→ WRITTEN PROBLEM:
Output all of the records exactly as written.

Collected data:
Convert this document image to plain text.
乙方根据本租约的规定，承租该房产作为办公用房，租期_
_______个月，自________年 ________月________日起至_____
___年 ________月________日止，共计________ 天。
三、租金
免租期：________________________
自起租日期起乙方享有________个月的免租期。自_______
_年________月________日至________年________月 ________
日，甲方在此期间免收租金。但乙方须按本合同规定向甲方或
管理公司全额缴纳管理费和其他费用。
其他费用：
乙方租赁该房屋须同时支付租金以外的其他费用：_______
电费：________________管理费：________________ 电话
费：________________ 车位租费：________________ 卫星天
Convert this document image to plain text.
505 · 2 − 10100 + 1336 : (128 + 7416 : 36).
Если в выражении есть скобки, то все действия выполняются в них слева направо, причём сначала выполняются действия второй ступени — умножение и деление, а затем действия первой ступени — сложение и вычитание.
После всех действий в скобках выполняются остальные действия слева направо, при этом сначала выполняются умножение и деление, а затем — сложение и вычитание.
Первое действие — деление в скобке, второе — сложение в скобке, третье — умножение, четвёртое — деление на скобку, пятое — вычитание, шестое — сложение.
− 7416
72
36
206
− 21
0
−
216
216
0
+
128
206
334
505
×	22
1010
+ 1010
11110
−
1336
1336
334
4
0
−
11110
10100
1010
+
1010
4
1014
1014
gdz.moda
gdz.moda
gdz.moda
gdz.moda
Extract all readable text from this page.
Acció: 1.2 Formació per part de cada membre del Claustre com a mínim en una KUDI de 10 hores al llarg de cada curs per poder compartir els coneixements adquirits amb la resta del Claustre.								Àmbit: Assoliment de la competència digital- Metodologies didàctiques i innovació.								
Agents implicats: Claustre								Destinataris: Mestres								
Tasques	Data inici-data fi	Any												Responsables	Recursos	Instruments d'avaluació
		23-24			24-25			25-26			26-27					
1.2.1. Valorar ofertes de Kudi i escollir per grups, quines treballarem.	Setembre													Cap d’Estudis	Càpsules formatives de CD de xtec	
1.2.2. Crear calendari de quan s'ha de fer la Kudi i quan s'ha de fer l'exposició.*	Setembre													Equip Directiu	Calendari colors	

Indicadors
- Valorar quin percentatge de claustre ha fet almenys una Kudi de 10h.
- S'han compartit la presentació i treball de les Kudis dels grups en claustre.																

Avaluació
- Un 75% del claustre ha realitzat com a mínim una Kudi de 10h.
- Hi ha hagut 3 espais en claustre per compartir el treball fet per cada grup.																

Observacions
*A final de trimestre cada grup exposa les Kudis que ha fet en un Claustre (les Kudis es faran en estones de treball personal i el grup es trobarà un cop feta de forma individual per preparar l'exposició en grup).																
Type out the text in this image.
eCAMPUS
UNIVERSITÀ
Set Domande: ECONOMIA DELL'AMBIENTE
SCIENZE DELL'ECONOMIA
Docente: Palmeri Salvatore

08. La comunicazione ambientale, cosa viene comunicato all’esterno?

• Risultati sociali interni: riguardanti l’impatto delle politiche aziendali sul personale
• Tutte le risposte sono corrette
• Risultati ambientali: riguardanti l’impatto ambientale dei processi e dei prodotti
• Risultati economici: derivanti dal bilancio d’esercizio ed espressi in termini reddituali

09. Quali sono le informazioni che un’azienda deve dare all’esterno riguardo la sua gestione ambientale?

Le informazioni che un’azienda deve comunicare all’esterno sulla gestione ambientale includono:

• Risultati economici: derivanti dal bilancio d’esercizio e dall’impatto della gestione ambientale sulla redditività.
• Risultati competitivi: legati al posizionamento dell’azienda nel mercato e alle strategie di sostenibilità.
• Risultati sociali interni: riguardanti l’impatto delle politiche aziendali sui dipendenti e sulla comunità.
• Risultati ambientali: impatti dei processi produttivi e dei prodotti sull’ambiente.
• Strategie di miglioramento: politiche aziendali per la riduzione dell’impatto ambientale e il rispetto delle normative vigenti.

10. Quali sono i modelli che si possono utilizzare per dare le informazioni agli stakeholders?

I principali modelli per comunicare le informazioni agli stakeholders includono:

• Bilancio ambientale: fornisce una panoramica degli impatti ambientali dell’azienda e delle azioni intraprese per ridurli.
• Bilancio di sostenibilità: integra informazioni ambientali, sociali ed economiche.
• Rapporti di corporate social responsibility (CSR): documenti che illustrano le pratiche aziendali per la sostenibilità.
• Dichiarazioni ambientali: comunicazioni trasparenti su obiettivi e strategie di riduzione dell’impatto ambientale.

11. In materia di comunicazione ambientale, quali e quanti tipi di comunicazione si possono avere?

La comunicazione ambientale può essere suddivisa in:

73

→ SOLUTION BELOW:
Convert this document image to plain text.
乙方根据本租约的规定，承租该房产作为办公用房，租期_
_______个月，自________年 ________月________日起至_____
___年 ________月________日止，共计________ 天。
三、租金
免租期：________________________
自起租日期起乙方享有________个月的免租期。自_______
_年________月________日至________年________月 ________
日，甲方在此期间免收租金。但乙方须按本合同规定向甲方或
管理公司全额缴纳管理费和其他费用。
其他费用：
乙方租赁该房屋须同时支付租金以外的其他费用：_______
电费：________________管理费：________________ 电话
费：________________ 车位租费：________________ 卫星天
Convert this document image to plain text.
505 · 2 − 10100 + 1336 : (128 + 7416 : 36).
Если в выражении есть скобки, то все действия выполняются в них слева направо, причём сначала выполняются действия второй ступени — умножение и деление, а затем действия первой ступени — сложение и вычитание.
После всех действий в скобках выполняются остальные действия слева направо, при этом сначала выполняются умножение и деление, а затем — сложение и вычитание.
Первое действие — деление в скобке, второе — сложение в скобке, третье — умножение, четвёртое — деление на скобку, пятое — вычитание, шестое — сложение.
− 7416
72
36
206
− 21
0
−
216
216
0
+
128
206
334
505
×	22
1010
+ 1010
11110
−
1336
1336
334
4
0
−
11110
10100
1010
+
1010
4
1014
1014
gdz.moda
gdz.moda
gdz.moda
gdz.moda
Extract all readable text from this page.
Acció: 1.2 Formació per part de cada membre del Claustre com a mínim en una KUDI de 10 hores al llarg de cada curs per poder compartir els coneixements adquirits amb la resta del Claustre.								Àmbit: Assoliment de la competència digital- Metodologies didàctiques i innovació.								
Agents implicats: Claustre								Destinataris: Mestres								
Tasques	Data inici-data fi	Any												Responsables	Recursos	Instruments d'avaluació
		23-24			24-25			25-26			26-27					
1.2.1. Valorar ofertes de Kudi i escollir per grups, quines treballarem.	Setembre													Cap d’Estudis	Càpsules formatives de CD de xtec	
1.2.2. Crear calendari de quan s'ha de fer la Kudi i quan s'ha de fer l'exposició.*	Setembre													Equip Directiu	Calendari colors	

Indicadors
- Valorar quin percentatge de claustre ha fet almenys una Kudi de 10h.
- S'han compartit la presentació i treball de les Kudis dels grups en claustre.																

Avaluació
- Un 75% del claustre ha realitzat com a mínim una Kudi de 10h.
- Hi ha hagut 3 espais en claustre per compartir el treball fet per cada grup.																

Observacions
*A final de trimestre cada grup exposa les Kudis que ha fet en un Claustre (les Kudis es faran en estones de treball personal i el grup es trobarà un cop feta de forma individual per preparar l'exposició en grup).																
Type out the text in this image.
eCAMPUS
UNIVERSITÀ
Set Domande: ECONOMIA DELL'AMBIENTE
SCIENZE DELL'ECONOMIA
Docente: Palmeri Salvatore

08. La comunicazione ambientale, cosa viene comunicato all’esterno?

• Risultati sociali interni: riguardanti l’impatto delle politiche aziendali sul personale
• Tutte le risposte sono corrette
• Risultati ambientali: riguardanti l’impatto ambientale dei processi e dei prodotti
• Risultati economici: derivanti dal bilancio d’esercizio ed espressi in termini reddituali

09. Quali sono le informazioni che un’azienda deve dare all’esterno riguardo la sua gestione ambientale?

Le informazioni che un’azienda deve comunicare all’esterno sulla gestione ambientale includono:

• Risultati economici: derivanti dal bilancio d’esercizio e dall’impatto della gestione ambientale sulla redditività.
• Risultati competitivi: legati al posizionamento dell’azienda nel mercato e alle strategie di sostenibilità.
• Risultati sociali interni: riguardanti l’impatto delle politiche aziendali sui dipendenti e sulla comunità.
• Risultati ambientali: impatti dei processi produttivi e dei prodotti sull’ambiente.
• Strategie di miglioramento: politiche aziendali per la riduzione dell’impatto ambientale e il rispetto delle normative vigenti.

10. Quali sono i modelli che si possono utilizzare per dare le informazioni agli stakeholders?

I principali modelli per comunicare le informazioni agli stakeholders includono:

• Bilancio ambientale: fornisce una panoramica degli impatti ambientali dell’azienda e delle azioni intraprese per ridurli.
• Bilancio di sostenibilità: integra informazioni ambientali, sociali ed economiche.
• Rapporti di corporate social responsibility (CSR): documenti che illustrano le pratiche aziendali per la sostenibilità.
• Dichiarazioni ambientali: comunicazioni trasparenti su obiettivi e strategie di riduzione dell’impatto ambientale.

11. In materia di comunicazione ambientale, quali e quanti tipi di comunicazione si possono avere?

La comunicazione ambientale può essere suddivisa in:

73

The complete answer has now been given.